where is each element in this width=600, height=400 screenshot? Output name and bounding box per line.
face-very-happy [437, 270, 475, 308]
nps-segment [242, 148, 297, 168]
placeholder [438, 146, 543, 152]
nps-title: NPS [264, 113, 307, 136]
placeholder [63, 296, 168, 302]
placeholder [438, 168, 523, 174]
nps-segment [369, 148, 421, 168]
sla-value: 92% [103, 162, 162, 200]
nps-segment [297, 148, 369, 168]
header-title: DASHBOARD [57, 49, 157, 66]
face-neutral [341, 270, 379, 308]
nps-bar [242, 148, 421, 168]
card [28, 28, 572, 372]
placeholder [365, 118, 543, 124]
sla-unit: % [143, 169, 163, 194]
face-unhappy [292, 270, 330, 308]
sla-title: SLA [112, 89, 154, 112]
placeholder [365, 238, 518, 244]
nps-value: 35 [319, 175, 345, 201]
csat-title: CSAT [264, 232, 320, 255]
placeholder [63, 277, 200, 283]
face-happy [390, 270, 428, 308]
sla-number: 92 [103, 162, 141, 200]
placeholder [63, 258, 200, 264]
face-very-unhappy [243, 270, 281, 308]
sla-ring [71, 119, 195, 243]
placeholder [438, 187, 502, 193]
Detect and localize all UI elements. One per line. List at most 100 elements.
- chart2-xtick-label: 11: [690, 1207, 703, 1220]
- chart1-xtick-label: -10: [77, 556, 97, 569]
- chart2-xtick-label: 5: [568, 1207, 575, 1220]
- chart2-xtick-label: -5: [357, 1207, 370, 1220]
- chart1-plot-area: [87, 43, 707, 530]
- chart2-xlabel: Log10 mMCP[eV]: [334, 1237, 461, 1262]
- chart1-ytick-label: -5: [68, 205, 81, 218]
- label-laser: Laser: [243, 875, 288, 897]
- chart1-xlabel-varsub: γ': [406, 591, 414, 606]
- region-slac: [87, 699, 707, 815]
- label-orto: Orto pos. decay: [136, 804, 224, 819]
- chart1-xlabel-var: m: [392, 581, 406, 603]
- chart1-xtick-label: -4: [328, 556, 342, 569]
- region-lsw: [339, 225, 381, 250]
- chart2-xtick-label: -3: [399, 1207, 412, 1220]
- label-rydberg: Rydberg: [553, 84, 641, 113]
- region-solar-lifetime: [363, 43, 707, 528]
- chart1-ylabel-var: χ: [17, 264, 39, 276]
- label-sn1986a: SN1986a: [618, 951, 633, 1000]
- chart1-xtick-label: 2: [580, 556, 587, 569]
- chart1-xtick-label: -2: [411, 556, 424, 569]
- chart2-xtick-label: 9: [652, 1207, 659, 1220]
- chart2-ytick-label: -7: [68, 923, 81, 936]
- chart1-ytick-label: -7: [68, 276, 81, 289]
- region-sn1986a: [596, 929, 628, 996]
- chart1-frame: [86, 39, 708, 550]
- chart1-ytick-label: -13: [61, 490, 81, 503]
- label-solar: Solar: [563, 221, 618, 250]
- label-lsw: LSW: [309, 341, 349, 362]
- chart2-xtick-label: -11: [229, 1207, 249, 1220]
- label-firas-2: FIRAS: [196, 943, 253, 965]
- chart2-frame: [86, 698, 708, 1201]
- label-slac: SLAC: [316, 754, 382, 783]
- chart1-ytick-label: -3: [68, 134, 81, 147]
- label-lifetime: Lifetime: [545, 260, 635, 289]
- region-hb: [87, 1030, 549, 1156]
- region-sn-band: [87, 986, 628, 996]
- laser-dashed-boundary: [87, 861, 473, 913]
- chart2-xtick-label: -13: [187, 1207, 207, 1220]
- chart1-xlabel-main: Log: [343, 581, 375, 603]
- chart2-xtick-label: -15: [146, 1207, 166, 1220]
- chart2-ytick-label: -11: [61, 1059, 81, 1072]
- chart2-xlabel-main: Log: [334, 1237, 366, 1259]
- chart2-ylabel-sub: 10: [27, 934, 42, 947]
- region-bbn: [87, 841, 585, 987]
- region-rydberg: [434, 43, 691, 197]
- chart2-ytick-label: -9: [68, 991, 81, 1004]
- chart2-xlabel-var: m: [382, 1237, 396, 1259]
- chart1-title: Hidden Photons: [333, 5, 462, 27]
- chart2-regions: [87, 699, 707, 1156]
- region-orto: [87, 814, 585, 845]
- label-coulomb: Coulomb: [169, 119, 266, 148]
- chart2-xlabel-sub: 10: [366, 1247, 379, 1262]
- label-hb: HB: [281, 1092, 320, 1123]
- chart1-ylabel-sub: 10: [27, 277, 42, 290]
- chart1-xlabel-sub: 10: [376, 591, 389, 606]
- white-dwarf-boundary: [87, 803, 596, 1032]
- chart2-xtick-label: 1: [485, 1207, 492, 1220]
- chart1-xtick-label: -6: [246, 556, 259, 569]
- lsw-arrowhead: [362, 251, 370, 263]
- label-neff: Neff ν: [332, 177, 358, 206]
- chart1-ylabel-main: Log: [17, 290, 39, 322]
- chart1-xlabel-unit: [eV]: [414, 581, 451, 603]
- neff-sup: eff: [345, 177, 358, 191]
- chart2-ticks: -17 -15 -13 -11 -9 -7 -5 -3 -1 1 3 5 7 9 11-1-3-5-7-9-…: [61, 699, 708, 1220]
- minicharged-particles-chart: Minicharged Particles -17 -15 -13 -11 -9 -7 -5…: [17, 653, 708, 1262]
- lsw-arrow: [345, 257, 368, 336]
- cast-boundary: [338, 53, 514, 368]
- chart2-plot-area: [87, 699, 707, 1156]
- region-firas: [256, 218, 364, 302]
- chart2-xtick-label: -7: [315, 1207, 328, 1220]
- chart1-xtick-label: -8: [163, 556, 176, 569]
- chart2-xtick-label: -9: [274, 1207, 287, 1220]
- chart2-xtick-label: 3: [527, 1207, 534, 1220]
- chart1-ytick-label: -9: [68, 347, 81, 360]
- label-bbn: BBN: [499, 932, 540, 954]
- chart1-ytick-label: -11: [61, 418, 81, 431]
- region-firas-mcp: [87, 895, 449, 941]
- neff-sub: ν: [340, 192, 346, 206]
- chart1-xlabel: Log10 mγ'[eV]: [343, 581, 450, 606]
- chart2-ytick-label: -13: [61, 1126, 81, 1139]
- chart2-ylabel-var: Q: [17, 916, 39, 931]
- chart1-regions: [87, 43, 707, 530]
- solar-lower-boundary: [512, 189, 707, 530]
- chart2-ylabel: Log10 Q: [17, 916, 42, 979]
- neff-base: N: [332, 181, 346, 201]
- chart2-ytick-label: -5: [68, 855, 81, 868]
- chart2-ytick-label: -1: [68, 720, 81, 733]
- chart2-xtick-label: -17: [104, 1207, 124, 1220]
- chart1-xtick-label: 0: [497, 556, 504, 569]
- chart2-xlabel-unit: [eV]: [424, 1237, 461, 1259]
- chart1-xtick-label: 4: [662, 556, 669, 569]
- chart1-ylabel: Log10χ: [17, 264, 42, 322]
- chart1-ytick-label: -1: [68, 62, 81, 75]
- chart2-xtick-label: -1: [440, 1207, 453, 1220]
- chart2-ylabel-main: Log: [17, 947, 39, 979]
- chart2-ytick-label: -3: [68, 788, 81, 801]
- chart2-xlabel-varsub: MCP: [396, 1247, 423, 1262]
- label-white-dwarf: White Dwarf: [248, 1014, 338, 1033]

****

REQUIRED TASK -> Express every line of the items above as a Markdown table with two columns, "Row" for the row number and "Line" for the line itself. Leave out any blank lines.

COMPLETED TASK ->
| Row | Line |
|---|---|
| 1 | where is each element in this width=600, height=400 screenshot? Output name and bounding box per line. |
| 2 | face-very-happy [437, 270, 475, 308] |
| 3 | nps-segment [242, 148, 297, 168] |
| 4 | placeholder [438, 146, 543, 152] |
| 5 | nps-title: NPS [264, 113, 307, 136] |
| 6 | placeholder [63, 296, 168, 302] |
| 7 | placeholder [438, 168, 523, 174] |
| 8 | nps-segment [369, 148, 421, 168] |
| 9 | sla-value: 92% [103, 162, 162, 200] |
| 10 | nps-segment [297, 148, 369, 168] |
| 11 | header-title: DASHBOARD [57, 49, 157, 66] |
| 12 | face-neutral [341, 270, 379, 308] |
| 13 | nps-bar [242, 148, 421, 168] |
| 14 | card [28, 28, 572, 372] |
| 15 | placeholder [365, 118, 543, 124] |
| 16 | sla-unit: % [143, 169, 163, 194] |
| 17 | face-unhappy [292, 270, 330, 308] |
| 18 | sla-title: SLA [112, 89, 154, 112] |
| 19 | placeholder [365, 238, 518, 244] |
| 20 | nps-value: 35 [319, 175, 345, 201] |
| 21 | csat-title: CSAT [264, 232, 320, 255] |
| 22 | placeholder [63, 277, 200, 283] |
| 23 | face-happy [390, 270, 428, 308] |
| 24 | sla-number: 92 [103, 162, 141, 200] |
| 25 | placeholder [63, 258, 200, 264] |
| 26 | face-very-unhappy [243, 270, 281, 308] |
| 27 | sla-ring [71, 119, 195, 243] |
| 28 | placeholder [438, 187, 502, 193] |
| 29 | Detect and localize all UI elements. One per line. List at most 100 elements. |
| 30 | - chart2-xtick-label: 11: [690, 1207, 703, 1220] |
| 31 | - chart1-xtick-label: -10: [77, 556, 97, 569] |
| 32 | - chart2-xtick-label: 5: [568, 1207, 575, 1220] |
| 33 | - chart2-xtick-label: -5: [357, 1207, 370, 1220] |
| 34 | - chart1-plot-area: [87, 43, 707, 530] |
| 35 | - chart2-xlabel: Log10 mMCP[eV]: [334, 1237, 461, 1262] |
| 36 | - chart1-ytick-label: -5: [68, 205, 81, 218] |
| 37 | - label-laser: Laser: [243, 875, 288, 897] |
| 38 | - chart1-xlabel-varsub: γ': [406, 591, 414, 606] |
| 39 | - region-slac: [87, 699, 707, 815] |
| 40 | - label-orto: Orto pos. decay: [136, 804, 224, 819] |
| 41 | - chart1-xlabel-var: m: [392, 581, 406, 603] |
| 42 | - chart1-xtick-label: -4: [328, 556, 342, 569] |
| 43 | - region-lsw: [339, 225, 381, 250] |
| 44 | - chart2-xtick-label: -3: [399, 1207, 412, 1220] |
| 45 | - label-rydberg: Rydberg: [553, 84, 641, 113] |
| 46 | - region-solar-lifetime: [363, 43, 707, 528] |
| 47 | - chart1-ylabel-var: χ: [17, 264, 39, 276] |
| 48 | - label-sn1986a: SN1986a: [618, 951, 633, 1000] |
| 49 | - chart1-xtick-label: 2: [580, 556, 587, 569] |
| 50 | - chart1-xtick-label: -2: [411, 556, 424, 569] |
| 51 | - chart2-xtick-label: 9: [652, 1207, 659, 1220] |
| 52 | - chart2-ytick-label: -7: [68, 923, 81, 936] |
| 53 | - chart1-ytick-label: -7: [68, 276, 81, 289] |
| 54 | - region-sn1986a: [596, 929, 628, 996] |
| 55 | - chart1-frame: [86, 39, 708, 550] |
| 56 | - chart1-ytick-label: -13: [61, 490, 81, 503] |
| 57 | - label-solar: Solar: [563, 221, 618, 250] |
| 58 | - label-lsw: LSW: [309, 341, 349, 362] |
| 59 | - chart2-xtick-label: -11: [229, 1207, 249, 1220] |
| 60 | - label-firas-2: FIRAS: [196, 943, 253, 965] |
| 61 | - chart2-frame: [86, 698, 708, 1201] |
| 62 | - label-slac: SLAC: [316, 754, 382, 783] |
| 63 | - chart1-ytick-label: -3: [68, 134, 81, 147] |
| 64 | - label-lifetime: Lifetime: [545, 260, 635, 289] |
| 65 | - region-hb: [87, 1030, 549, 1156] |
| 66 | - region-sn-band: [87, 986, 628, 996] |
| 67 | - laser-dashed-boundary: [87, 861, 473, 913] |
| 68 | - chart2-xtick-label: -13: [187, 1207, 207, 1220] |
| 69 | - chart1-xlabel-main: Log: [343, 581, 375, 603] |
| 70 | - chart2-xtick-label: -15: [146, 1207, 166, 1220] |
| 71 | - chart2-ytick-label: -11: [61, 1059, 81, 1072] |
| 72 | - chart2-xlabel-main: Log: [334, 1237, 366, 1259] |
| 73 | - chart2-ylabel-sub: 10: [27, 934, 42, 947] |
| 74 | - region-bbn: [87, 841, 585, 987] |
| 75 | - region-rydberg: [434, 43, 691, 197] |
| 76 | - chart2-ytick-label: -9: [68, 991, 81, 1004] |
| 77 | - chart2-xlabel-var: m: [382, 1237, 396, 1259] |
| 78 | - chart1-title: Hidden Photons: [333, 5, 462, 27] |
| 79 | - chart2-regions: [87, 699, 707, 1156] |
| 80 | - region-orto: [87, 814, 585, 845] |
| 81 | - label-coulomb: Coulomb: [169, 119, 266, 148] |
| 82 | - chart2-xlabel-sub: 10: [366, 1247, 379, 1262] |
| 83 | - label-hb: HB: [281, 1092, 320, 1123] |
| 84 | - chart1-ylabel-sub: 10: [27, 277, 42, 290] |
| 85 | - chart1-xlabel-sub: 10: [376, 591, 389, 606] |
| 86 | - white-dwarf-boundary: [87, 803, 596, 1032] |
| 87 | - chart2-xtick-label: 1: [485, 1207, 492, 1220] |
| 88 | - chart1-xtick-label: -6: [246, 556, 259, 569] |
| 89 | - lsw-arrowhead: [362, 251, 370, 263] |
| 90 | - label-neff: Neff ν: [332, 177, 358, 206] |
| 91 | - chart1-ylabel-main: Log: [17, 290, 39, 322] |
| 92 | - chart1-xlabel-unit: [eV]: [414, 581, 451, 603] |
| 93 | - neff-sup: eff: [345, 177, 358, 191] |
| 94 | - chart2-ticks: -17 -15 -13 -11 -9 -7 -5 -3 -1 1 3 5 7 9 11-1-3-5-7-9-…: [61, 699, 708, 1220] |
| 95 | - minicharged-particles-chart: Minicharged Particles -17 -15 -13 -11 -9 -7 -5…: [17, 653, 708, 1262] |
| 96 | - lsw-arrow: [345, 257, 368, 336] |
| 97 | - cast-boundary: [338, 53, 514, 368] |
| 98 | - chart2-plot-area: [87, 699, 707, 1156] |
| 99 | - region-firas: [256, 218, 364, 302] |
| 100 | - chart2-xtick-label: -7: [315, 1207, 328, 1220] |
| 101 | - chart1-xtick-label: -8: [163, 556, 176, 569] |
| 102 | - chart2-xtick-label: -9: [274, 1207, 287, 1220] |
| 103 | - chart2-xtick-label: 3: [527, 1207, 534, 1220] |
| 104 | - chart1-ytick-label: -9: [68, 347, 81, 360] |
| 105 | - label-bbn: BBN: [499, 932, 540, 954] |
| 106 | - chart1-ytick-label: -11: [61, 418, 81, 431] |
| 107 | - region-firas-mcp: [87, 895, 449, 941] |
| 108 | - neff-sub: ν: [340, 192, 346, 206] |
| 109 | - chart1-xlabel: Log10 mγ'[eV]: [343, 581, 450, 606] |
| 110 | - chart2-ytick-label: -13: [61, 1126, 81, 1139] |
| 111 | - chart2-ylabel-var: Q: [17, 916, 39, 931] |
| 112 | - chart1-regions: [87, 43, 707, 530] |
| 113 | - solar-lower-boundary: [512, 189, 707, 530] |
| 114 | - chart2-ylabel: Log10 Q: [17, 916, 42, 979] |
| 115 | - neff-base: N: [332, 181, 346, 201] |
| 116 | - chart2-ytick-label: -5: [68, 855, 81, 868] |
| 117 | - chart2-ytick-label: -1: [68, 720, 81, 733] |
| 118 | - chart2-xtick-label: -17: [104, 1207, 124, 1220] |
| 119 | - chart1-xtick-label: 0: [497, 556, 504, 569] |
| 120 | - chart2-xlabel-unit: [eV]: [424, 1237, 461, 1259] |
| 121 | - chart1-xtick-label: 4: [662, 556, 669, 569] |
| 122 | - chart1-ylabel: Log10χ: [17, 264, 42, 322] |
| 123 | - chart1-ytick-label: -1: [68, 62, 81, 75] |
| 124 | - chart2-xtick-label: -1: [440, 1207, 453, 1220] |
| 125 | - chart2-ylabel-main: Log: [17, 947, 39, 979] |
| 126 | - chart2-ytick-label: -3: [68, 788, 81, 801] |
| 127 | - chart2-xlabel-varsub: MCP: [396, 1247, 423, 1262] |
| 128 | - label-white-dwarf: White Dwarf: [248, 1014, 338, 1033] |